## Exercise task
Separate out the lines that hold "Pengangkutan".

## Dataset records
"""
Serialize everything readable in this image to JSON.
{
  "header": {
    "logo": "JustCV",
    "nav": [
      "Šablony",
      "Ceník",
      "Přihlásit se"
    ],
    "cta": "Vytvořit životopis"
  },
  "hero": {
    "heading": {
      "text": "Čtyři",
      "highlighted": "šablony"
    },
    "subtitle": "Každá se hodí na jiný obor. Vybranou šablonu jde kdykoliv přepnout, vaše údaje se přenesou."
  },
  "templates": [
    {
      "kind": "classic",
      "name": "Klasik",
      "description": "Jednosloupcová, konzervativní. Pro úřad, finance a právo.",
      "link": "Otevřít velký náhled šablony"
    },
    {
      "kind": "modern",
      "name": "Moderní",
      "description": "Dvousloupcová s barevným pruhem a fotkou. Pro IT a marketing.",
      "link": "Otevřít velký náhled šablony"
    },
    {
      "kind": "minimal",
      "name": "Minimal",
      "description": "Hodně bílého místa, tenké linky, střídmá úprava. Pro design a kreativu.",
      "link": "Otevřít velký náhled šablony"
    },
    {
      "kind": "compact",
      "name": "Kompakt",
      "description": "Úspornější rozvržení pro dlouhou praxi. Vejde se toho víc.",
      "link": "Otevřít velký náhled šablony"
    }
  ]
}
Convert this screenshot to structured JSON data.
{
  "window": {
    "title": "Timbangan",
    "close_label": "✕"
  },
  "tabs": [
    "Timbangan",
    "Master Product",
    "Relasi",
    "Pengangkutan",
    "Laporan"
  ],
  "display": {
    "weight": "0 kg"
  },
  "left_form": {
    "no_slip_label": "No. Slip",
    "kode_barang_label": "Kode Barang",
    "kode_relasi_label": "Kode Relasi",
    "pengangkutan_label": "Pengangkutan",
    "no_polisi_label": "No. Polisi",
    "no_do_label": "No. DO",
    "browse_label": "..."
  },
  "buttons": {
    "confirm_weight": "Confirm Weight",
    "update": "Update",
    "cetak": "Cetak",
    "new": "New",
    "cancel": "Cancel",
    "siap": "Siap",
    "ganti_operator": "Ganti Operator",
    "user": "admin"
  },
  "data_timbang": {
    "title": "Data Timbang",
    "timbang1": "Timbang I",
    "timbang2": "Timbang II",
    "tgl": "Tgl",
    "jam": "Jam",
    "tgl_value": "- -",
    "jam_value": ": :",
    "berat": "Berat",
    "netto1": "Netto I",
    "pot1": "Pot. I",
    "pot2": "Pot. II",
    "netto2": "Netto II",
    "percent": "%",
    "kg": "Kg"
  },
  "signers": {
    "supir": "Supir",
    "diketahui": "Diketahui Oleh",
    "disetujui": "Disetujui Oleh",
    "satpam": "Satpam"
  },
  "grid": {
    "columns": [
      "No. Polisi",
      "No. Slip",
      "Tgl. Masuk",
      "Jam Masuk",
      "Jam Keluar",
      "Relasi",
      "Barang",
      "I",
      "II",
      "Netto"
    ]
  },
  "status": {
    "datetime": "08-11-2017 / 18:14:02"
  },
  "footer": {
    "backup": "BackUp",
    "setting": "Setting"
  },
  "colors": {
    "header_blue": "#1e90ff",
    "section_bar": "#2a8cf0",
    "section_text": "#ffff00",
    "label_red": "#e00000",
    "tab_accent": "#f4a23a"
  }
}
"""
## Response to this exercise
    "Pengangkutan",
    "pengangkutan_label": "Pengangkutan",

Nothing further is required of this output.